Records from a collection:
.....

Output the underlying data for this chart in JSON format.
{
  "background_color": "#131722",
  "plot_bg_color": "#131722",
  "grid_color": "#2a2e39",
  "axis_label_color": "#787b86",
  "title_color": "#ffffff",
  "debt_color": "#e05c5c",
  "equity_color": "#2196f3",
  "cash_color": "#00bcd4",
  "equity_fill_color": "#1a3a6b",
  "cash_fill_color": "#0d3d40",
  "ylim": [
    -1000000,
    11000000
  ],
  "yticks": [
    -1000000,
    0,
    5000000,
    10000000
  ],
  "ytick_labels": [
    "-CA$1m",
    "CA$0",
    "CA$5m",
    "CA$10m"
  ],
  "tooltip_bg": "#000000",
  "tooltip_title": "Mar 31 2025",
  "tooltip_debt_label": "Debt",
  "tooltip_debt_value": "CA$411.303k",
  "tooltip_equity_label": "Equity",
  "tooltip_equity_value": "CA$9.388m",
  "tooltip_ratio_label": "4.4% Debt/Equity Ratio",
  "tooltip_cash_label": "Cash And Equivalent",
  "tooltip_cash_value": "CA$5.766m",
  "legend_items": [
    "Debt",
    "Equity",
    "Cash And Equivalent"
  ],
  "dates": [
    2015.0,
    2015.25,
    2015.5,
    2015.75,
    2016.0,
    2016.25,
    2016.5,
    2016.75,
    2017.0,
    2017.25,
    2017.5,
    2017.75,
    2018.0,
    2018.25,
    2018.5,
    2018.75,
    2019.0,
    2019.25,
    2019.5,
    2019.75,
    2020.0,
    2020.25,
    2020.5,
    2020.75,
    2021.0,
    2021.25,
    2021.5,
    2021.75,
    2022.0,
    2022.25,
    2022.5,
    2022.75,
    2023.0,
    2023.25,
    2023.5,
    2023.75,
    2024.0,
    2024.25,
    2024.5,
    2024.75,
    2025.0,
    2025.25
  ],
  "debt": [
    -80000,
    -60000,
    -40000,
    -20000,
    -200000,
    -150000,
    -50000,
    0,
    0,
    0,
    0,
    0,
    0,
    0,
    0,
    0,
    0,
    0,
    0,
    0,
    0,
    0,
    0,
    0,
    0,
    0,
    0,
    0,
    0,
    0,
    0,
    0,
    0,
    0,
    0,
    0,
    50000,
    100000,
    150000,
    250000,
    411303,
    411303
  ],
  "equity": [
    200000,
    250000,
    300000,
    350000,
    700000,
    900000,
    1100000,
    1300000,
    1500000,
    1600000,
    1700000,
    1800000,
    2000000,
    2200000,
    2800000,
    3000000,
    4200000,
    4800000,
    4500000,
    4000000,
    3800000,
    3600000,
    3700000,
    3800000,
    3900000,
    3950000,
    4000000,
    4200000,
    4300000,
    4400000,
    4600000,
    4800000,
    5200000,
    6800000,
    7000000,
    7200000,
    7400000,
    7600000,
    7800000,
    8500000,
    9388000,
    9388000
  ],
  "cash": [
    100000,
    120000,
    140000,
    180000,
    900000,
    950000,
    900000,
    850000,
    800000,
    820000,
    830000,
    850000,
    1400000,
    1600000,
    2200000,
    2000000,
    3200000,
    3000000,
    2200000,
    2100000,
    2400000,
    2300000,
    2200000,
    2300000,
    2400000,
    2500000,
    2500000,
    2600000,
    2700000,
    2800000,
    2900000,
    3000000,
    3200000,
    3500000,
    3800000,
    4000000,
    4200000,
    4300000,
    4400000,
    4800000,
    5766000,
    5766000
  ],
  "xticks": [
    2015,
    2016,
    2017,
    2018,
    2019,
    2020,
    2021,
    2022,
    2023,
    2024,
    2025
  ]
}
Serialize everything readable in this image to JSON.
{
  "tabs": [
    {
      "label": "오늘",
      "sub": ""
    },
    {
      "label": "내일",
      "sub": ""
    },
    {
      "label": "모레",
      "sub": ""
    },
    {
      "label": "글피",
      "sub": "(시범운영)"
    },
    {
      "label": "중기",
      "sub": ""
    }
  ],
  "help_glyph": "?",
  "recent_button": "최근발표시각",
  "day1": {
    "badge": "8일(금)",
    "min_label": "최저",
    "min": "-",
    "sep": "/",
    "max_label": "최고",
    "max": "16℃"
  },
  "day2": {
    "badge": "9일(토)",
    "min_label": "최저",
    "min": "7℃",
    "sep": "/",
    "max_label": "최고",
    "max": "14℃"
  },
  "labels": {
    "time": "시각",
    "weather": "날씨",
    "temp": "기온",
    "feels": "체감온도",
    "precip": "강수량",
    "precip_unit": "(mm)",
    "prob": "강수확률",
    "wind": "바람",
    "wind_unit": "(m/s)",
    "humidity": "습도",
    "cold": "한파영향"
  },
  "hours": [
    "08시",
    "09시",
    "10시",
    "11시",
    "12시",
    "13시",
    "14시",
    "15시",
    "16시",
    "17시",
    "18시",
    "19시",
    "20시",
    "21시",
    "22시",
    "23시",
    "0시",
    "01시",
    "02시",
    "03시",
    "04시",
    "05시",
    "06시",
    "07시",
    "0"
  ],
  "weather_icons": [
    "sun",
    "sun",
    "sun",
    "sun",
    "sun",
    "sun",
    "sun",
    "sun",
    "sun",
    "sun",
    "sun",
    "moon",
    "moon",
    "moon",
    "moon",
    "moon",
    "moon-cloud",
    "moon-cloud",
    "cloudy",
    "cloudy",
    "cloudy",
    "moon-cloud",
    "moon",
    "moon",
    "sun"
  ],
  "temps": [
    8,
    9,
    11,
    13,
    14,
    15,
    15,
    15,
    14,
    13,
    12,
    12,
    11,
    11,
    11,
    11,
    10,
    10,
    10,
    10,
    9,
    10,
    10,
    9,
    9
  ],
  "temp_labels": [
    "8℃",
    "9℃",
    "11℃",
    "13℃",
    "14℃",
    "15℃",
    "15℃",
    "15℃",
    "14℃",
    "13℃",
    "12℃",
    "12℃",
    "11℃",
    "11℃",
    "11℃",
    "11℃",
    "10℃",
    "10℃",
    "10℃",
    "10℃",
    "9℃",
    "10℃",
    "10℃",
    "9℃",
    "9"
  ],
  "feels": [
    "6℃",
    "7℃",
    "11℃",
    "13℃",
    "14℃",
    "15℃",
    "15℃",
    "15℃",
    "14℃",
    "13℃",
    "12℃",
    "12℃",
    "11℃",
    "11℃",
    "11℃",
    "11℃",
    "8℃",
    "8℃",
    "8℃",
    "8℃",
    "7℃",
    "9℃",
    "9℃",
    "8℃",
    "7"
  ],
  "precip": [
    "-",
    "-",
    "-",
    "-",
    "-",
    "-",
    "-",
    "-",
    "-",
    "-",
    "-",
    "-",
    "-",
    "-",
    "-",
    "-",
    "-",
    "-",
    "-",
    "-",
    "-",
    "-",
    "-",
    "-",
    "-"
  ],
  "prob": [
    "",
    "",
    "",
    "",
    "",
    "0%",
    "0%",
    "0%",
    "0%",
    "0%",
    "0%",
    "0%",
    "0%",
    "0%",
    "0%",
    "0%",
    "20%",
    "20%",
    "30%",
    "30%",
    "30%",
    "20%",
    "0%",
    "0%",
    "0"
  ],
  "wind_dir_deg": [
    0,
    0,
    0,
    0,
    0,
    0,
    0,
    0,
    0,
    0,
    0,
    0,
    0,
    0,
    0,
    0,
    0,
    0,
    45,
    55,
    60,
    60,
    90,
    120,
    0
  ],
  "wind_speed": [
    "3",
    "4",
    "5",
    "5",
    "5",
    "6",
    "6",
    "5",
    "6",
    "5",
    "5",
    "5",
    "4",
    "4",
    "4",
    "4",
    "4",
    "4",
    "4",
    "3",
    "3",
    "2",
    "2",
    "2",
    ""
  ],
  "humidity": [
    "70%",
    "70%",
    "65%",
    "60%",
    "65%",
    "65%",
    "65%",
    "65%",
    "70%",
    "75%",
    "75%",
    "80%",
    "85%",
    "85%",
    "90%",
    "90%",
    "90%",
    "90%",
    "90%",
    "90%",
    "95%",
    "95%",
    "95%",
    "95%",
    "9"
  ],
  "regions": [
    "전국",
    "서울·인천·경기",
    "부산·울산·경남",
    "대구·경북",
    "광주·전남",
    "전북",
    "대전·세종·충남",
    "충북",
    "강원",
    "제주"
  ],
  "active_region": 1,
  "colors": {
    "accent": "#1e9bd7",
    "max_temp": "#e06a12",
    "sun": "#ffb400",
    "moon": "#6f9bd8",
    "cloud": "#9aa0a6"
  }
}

.....

PROBLEM DESCRIPTION: Reproduce each line holding the word "Equivalent".

TASK SOLUTION:
  "tooltip_cash_label": "Cash And Equivalent",
    "Cash And Equivalent"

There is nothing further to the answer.